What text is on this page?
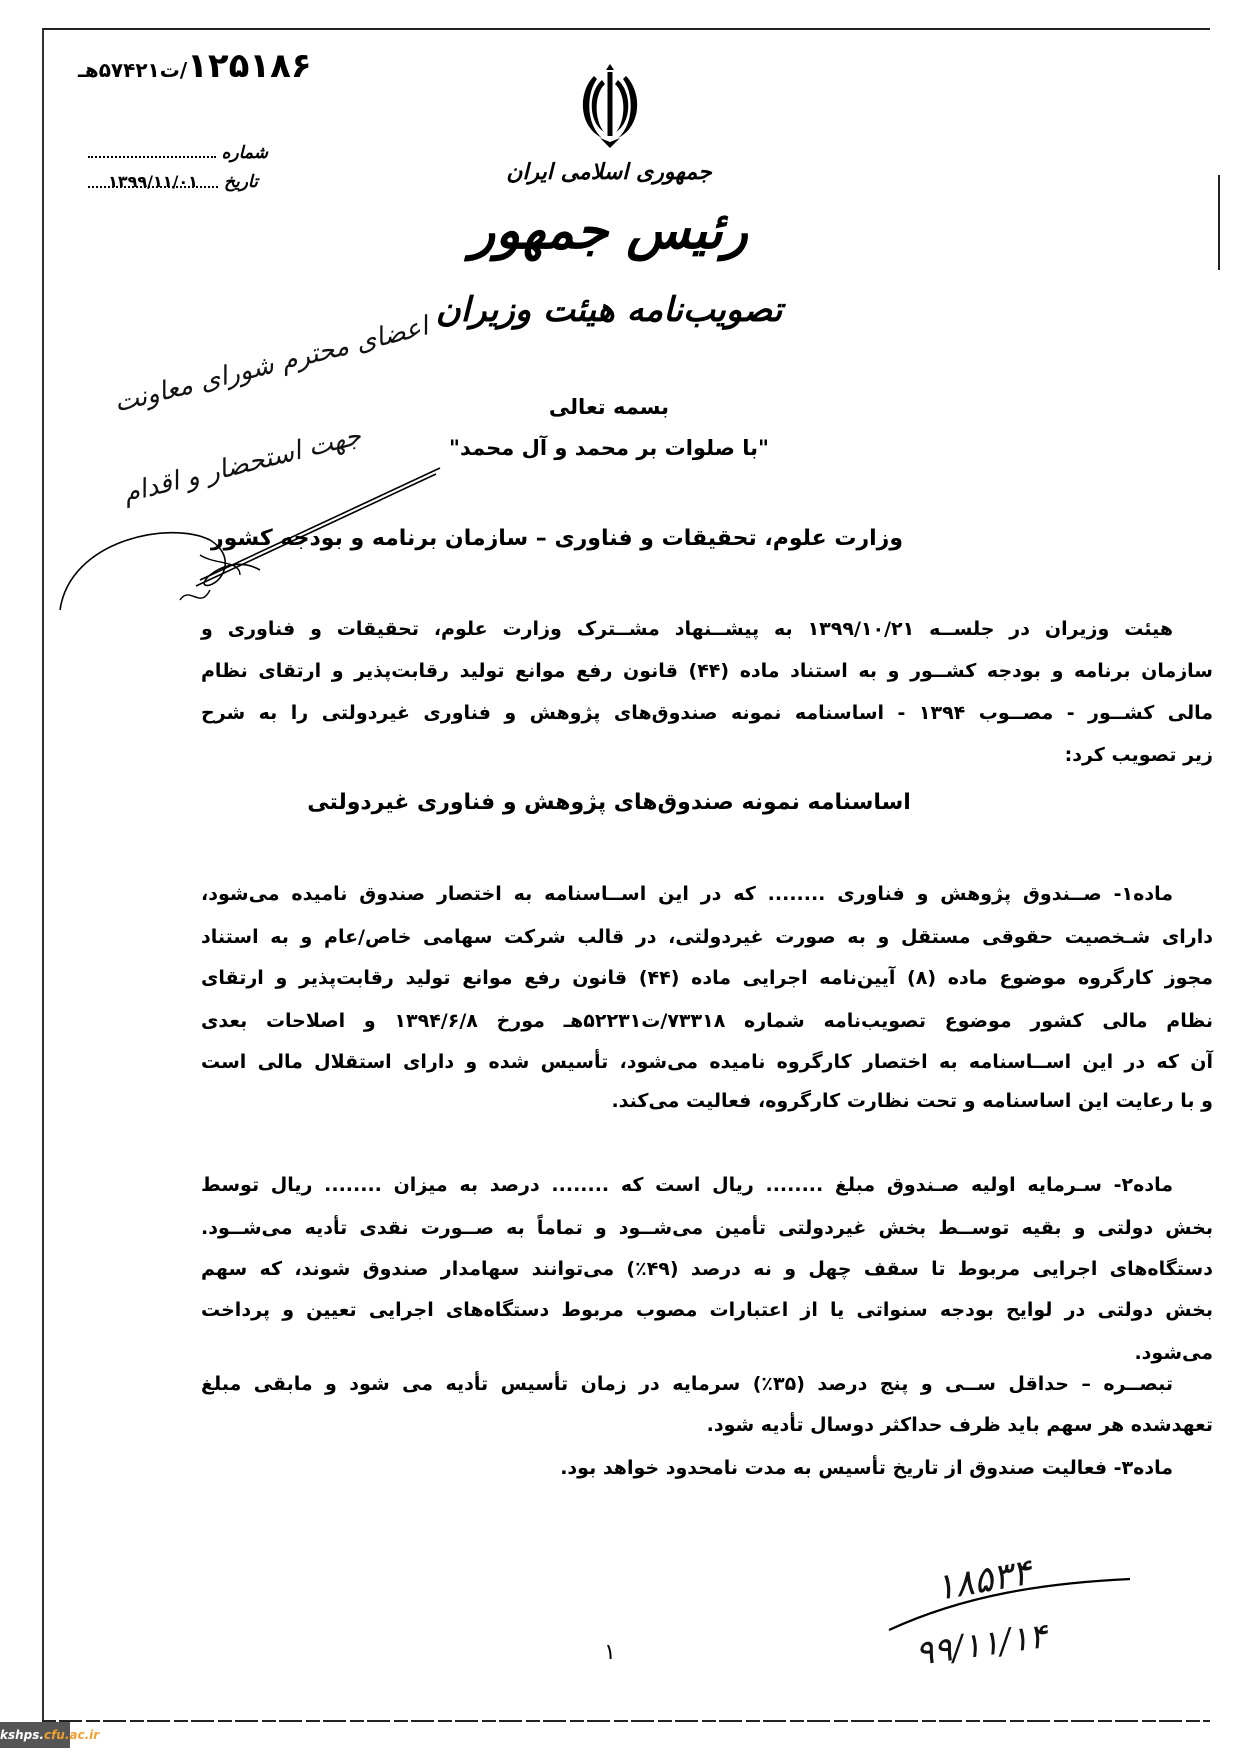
۱۲۵۱۸۶/ت۵۷۴۲۱هـ
شماره
تاریخ
۱۳۹۹/۱۱/۰۱	جمهوری اسلامی ایران
رئیس جمهور
تصویب‌نامه هیئت وزیران
بسمه تعالی
"با صلوات بر محمد و آل محمد"
وزارت علوم، تحقیقات و فناوری – سازمان برنامه و بودجه کشور
اعضای محترم شورای معاونت
جهت استحضار و اقدام
هیئت وزیران در جلســه ۱۳۹۹/۱۰/۲۱ به پیشــنهاد مشــترک وزارت علوم، تحقیقات و فناوری و
سازمان برنامه و بودجه کشــور و به استناد ماده (۴۴) قانون رفع موانع تولید رقابت‌پذیر و ارتقای نظام
مالی کشــور - مصــوب ۱۳۹۴ - اساسنامه نمونه صندوق‌های پژوهش و فناوری غیردولتی را به شرح
زیر تصویب کرد:
اساسنامه نمونه صندوق‌های پژوهش و فناوری غیردولتی
ماده۱- صــندوق پژوهش و فناوری ........ که در این اســاسنامه به اختصار صندوق نامیده می‌شود،
دارای شـخصیت حقوقی مستقل و به صورت غیردولتی، در قالب شرکت سهامی خاص/عام و به استناد
مجوز کارگروه موضوع ماده (۸) آیین‌نامه اجرایی ماده (۴۴) قانون رفع موانع تولید رقابت‌پذیر و ارتقای
نظام مالی کشور موضوع تصویب‌نامه شماره ۷۳۳۱۸/ت۵۲۲۳۱هـ مورخ ۱۳۹۴/۶/۸ و اصلاحات بعدی
آن که در این اســاسنامه به اختصار کارگروه نامیده می‌شود، تأسیس شده و دارای استقلال مالی است
و با رعایت این اساسنامه و تحت نظارت کارگروه، فعالیت می‌کند.
ماده۲- سـرمایه اولیه صـندوق مبلغ ........ ریال است که ........ درصد به میزان ........ ریال توسط
بخش دولتی و بقیه توســط بخش غیردولتی تأمین می‌شــود و تماماً به صــورت نقدی تأدیه می‌شــود.
دستگاه‌های اجرایی مربوط تا سقف چهل و نه درصد (۴۹٪) می‌توانند سهامدار صندوق شوند، که سهم
بخش دولتی در لوایح بودجه سنواتی یا از اعتبارات مصوب مربوط دستگاه‌های اجرایی تعیین و پرداخت
می‌شود.
تبصــره – حداقل ســی و پنج درصد (۳۵٪) سرمایه در زمان تأسیس تأدیه می شود و مابقی مبلغ
تعهدشده هر سهم باید ظرف حداکثر دوسال تأدیه شود.
ماده۳- فعالیت صندوق از تاریخ تأسیس به مدت نامحدود خواهد بود.
۱۸۵۳۴
۹۹/۱۱/۱۴
۱
kshps.cfu.ac.ir
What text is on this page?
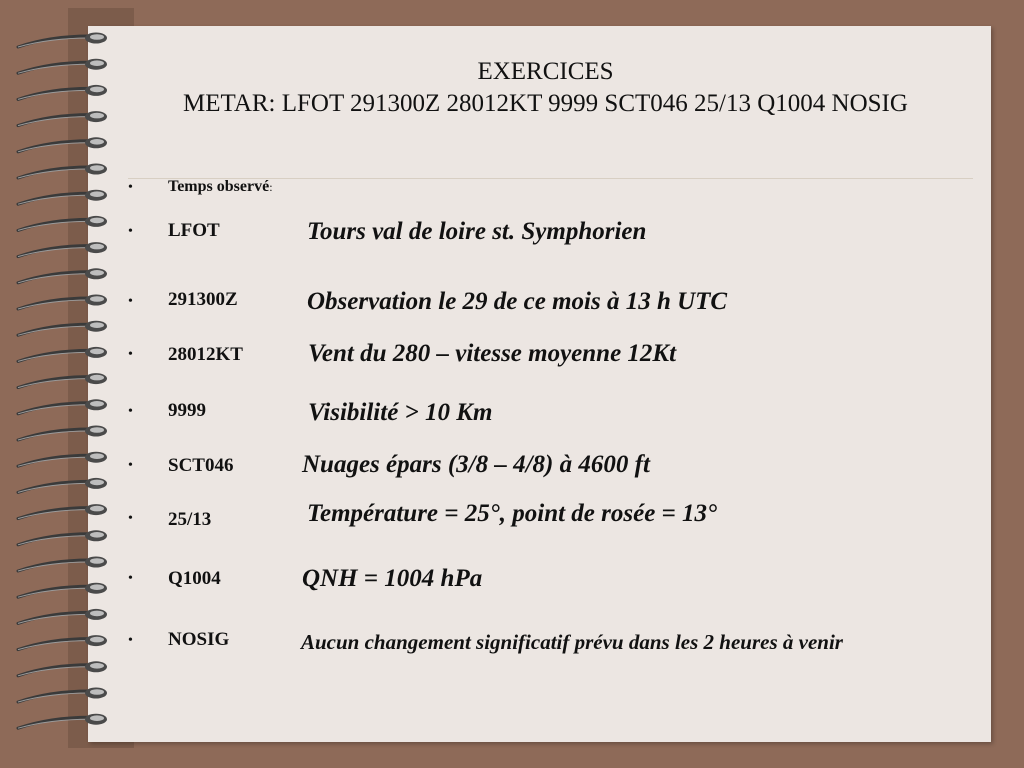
EXERCICES
METAR: LFOT 291300Z 28012KT 9999 SCT046 25/13 Q1004 NOSIG
• Temps observé:
• LFOT	Tours val de loire st. Symphorien
• 291300Z	Observation le 29 de ce mois à 13 h UTC
• 28012KT	Vent du 280 – vitesse moyenne 12Kt
• 9999	Visibilité > 10 Km
• SCT046	Nuages épars (3/8 – 4/8) à 4600 ft
• 25/13	Température = 25°, point de rosée = 13°
• Q1004	QNH = 1004 hPa
• NOSIG	Aucun changement significatif prévu dans les 2 heures à venir
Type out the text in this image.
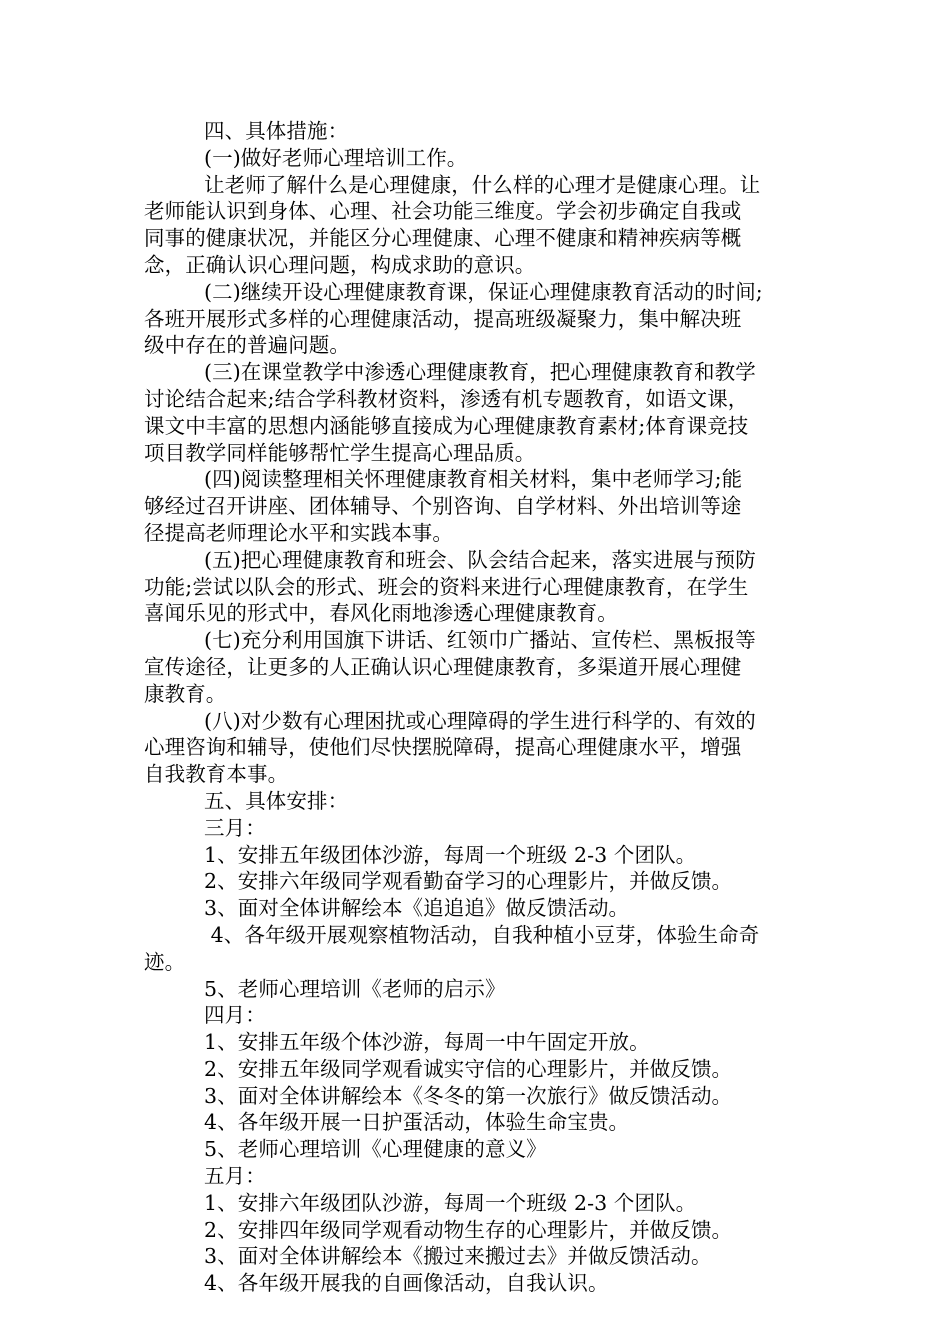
四、具体措施：
(一)做好老师心理培训工作。
让老师了解什么是心理健康，什么样的心理才是健康心理。让
老师能认识到身体、心理、社会功能三维度。学会初步确定自我或
同事的健康状况，并能区分心理健康、心理不健康和精神疾病等概
念，正确认识心理问题，构成求助的意识。
(二)继续开设心理健康教育课，保证心理健康教育活动的时间;
各班开展形式多样的心理健康活动，提高班级凝聚力，集中解决班
级中存在的普遍问题。
(三)在课堂教学中渗透心理健康教育，把心理健康教育和教学
讨论结合起来;结合学科教材资料，渗透有机专题教育，如语文课，
课文中丰富的思想内涵能够直接成为心理健康教育素材;体育课竞技
项目教学同样能够帮忙学生提高心理品质。
(四)阅读整理相关怀理健康教育相关材料，集中老师学习;能
够经过召开讲座、团体辅导、个别咨询、自学材料、外出培训等途
径提高老师理论水平和实践本事。
(五)把心理健康教育和班会、队会结合起来，落实进展与预防
功能;尝试以队会的形式、班会的资料来进行心理健康教育，在学生
喜闻乐见的形式中，春风化雨地渗透心理健康教育。
(七)充分利用国旗下讲话、红领巾广播站、宣传栏、黑板报等
宣传途径，让更多的人正确认识心理健康教育，多渠道开展心理健
康教育。
(八)对少数有心理困扰或心理障碍的学生进行科学的、有效的
心理咨询和辅导，使他们尽快摆脱障碍，提高心理健康水平，增强
自我教育本事。
五、具体安排：
三月：
1、安排五年级团体沙游，每周一个班级 2-3 个团队。
2、安排六年级同学观看勤奋学习的心理影片，并做反馈。
3、面对全体讲解绘本《追追追》做反馈活动。
4、各年级开展观察植物活动，自我种植小豆芽，体验生命奇
迹。
5、老师心理培训《老师的启示》
四月：
1、安排五年级个体沙游，每周一中午固定开放。
2、安排五年级同学观看诚实守信的心理影片，并做反馈。
3、面对全体讲解绘本《冬冬的第一次旅行》做反馈活动。
4、各年级开展一日护蛋活动，体验生命宝贵。
5、老师心理培训《心理健康的意义》
五月：
1、安排六年级团队沙游，每周一个班级 2-3 个团队。
2、安排四年级同学观看动物生存的心理影片，并做反馈。
3、面对全体讲解绘本《搬过来搬过去》并做反馈活动。
4、各年级开展我的自画像活动，自我认识。
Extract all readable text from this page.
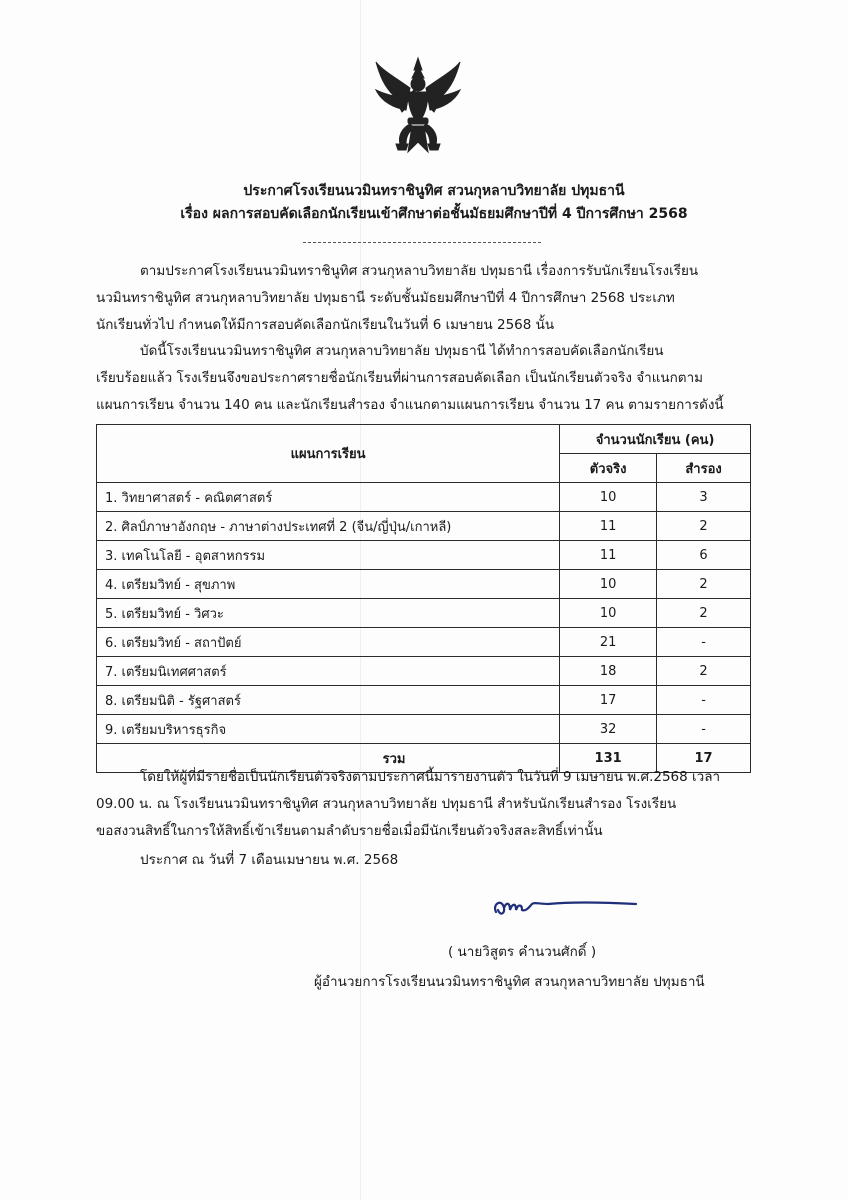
ประกาศโรงเรียนนวมินทราชินูทิศ สวนกุหลาบวิทยาลัย ปทุมธานี
เรื่อง ผลการสอบคัดเลือกนักเรียนเข้าศึกษาต่อชั้นมัธยมศึกษาปีที่ 4 ปีการศึกษา 2568
ตามประกาศโรงเรียนนวมินทราชินูทิศ สวนกุหลาบวิทยาลัย ปทุมธานี เรื่องการรับนักเรียนโรงเรียน
นวมินทราชินูทิศ สวนกุหลาบวิทยาลัย ปทุมธานี ระดับชั้นมัธยมศึกษาปีที่ 4 ปีการศึกษา 2568 ประเภท
นักเรียนทั่วไป กำหนดให้มีการสอบคัดเลือกนักเรียนในวันที่ 6 เมษายน 2568 นั้น
บัดนี้โรงเรียนนวมินทราชินูทิศ สวนกุหลาบวิทยาลัย ปทุมธานี ได้ทำการสอบคัดเลือกนักเรียน
เรียบร้อยแล้ว โรงเรียนจึงขอประกาศรายชื่อนักเรียนที่ผ่านการสอบคัดเลือก เป็นนักเรียนตัวจริง จำแนกตาม
แผนการเรียน จำนวน 140 คน และนักเรียนสำรอง จำแนกตามแผนการเรียน จำนวน 17 คน ตามรายการดังนี้
แผนการเรียน	จำนวนนักเรียน (คน)	
	ตัวจริง	สำรอง
1. วิทยาศาสตร์ - คณิตศาสตร์	10	3
2. ศิลป์ภาษาอังกฤษ - ภาษาต่างประเทศที่ 2 (จีน/ญี่ปุ่น/เกาหลี)	11	2
3. เทคโนโลยี - อุตสาหกรรม	11	6
4. เตรียมวิทย์ - สุขภาพ	10	2
5. เตรียมวิทย์ - วิศวะ	10	2
6. เตรียมวิทย์ - สถาปัตย์	21	-
7. เตรียมนิเทศศาสตร์	18	2
8. เตรียมนิติ - รัฐศาสตร์	17	-
9. เตรียมบริหารธุรกิจ	32	-
รวม	131	17
โดยให้ผู้ที่มีรายชื่อเป็นนักเรียนตัวจริงตามประกาศนี้มารายงานตัว ในวันที่ 9 เมษายน พ.ศ.2568 เวลา
09.00 น. ณ โรงเรียนนวมินทราชินูทิศ สวนกุหลาบวิทยาลัย ปทุมธานี สำหรับนักเรียนสำรอง โรงเรียน
ขอสงวนสิทธิ์ในการให้สิทธิ์เข้าเรียนตามลำดับรายชื่อเมื่อมีนักเรียนตัวจริงสละสิทธิ์เท่านั้น
ประกาศ ณ วันที่ 7 เดือนเมษายน พ.ศ. 2568
( นายวิสูตร คำนวนศักดิ์ )
ผู้อำนวยการโรงเรียนนวมินทราชินูทิศ สวนกุหลาบวิทยาลัย ปทุมธานี
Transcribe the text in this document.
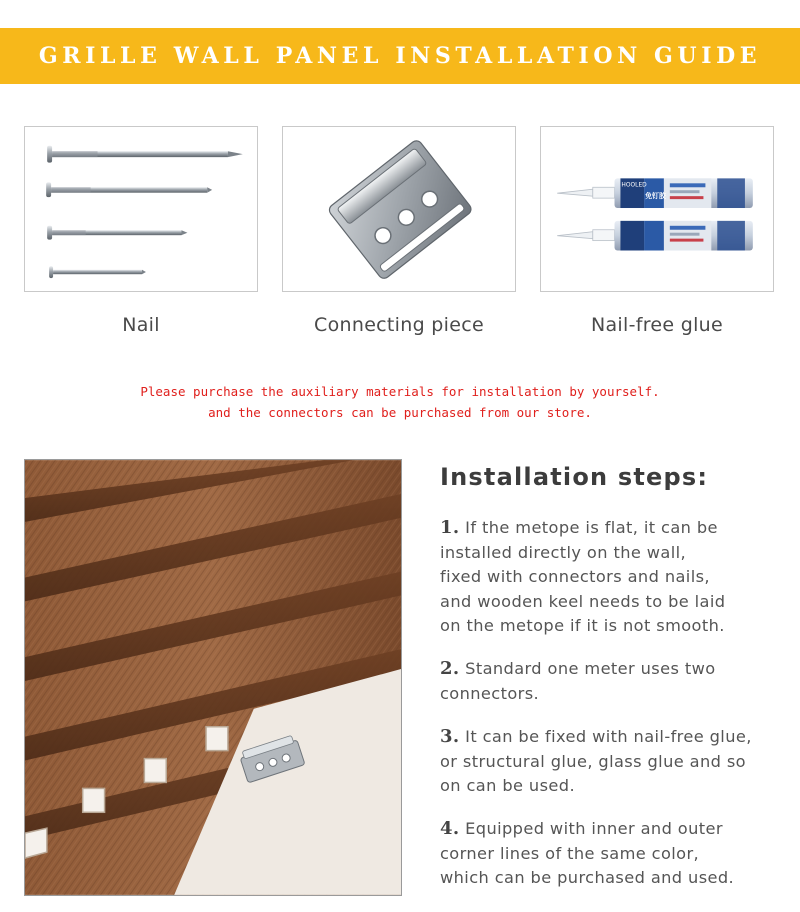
GRILLE WALL PANEL INSTALLATION GUIDE
Nail	Connecting piece
HOOLED
免钉胶
Nail-free glue
Please purchase the auxiliary materials for installation by yourself.
and the connectors can be purchased from our store.
Installation steps:
1. If the metope is flat, it can be
installed directly on the wall,
fixed with connectors and nails,
and wooden keel needs to be laid
on the metope if it is not smooth.
2. Standard one meter uses two
connectors.
3. It can be fixed with nail-free glue,
or structural glue, glass glue and so
on can be used.
4. Equipped with inner and outer
corner lines of the same color,
which can be purchased and used.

REQUIREMENT - Only lines with the string "اســاسنامه" belong in your answer; copy each one.

EXERCISE RESULT -
ماده۱- صــندوق پژوهش و فناوری ........ که در این اســاسنامه به اختصار صندوق نامیده می‌شود،
آن که در این اســاسنامه به اختصار کارگروه نامیده می‌شود، تأسیس شده و دارای استقلال مالی است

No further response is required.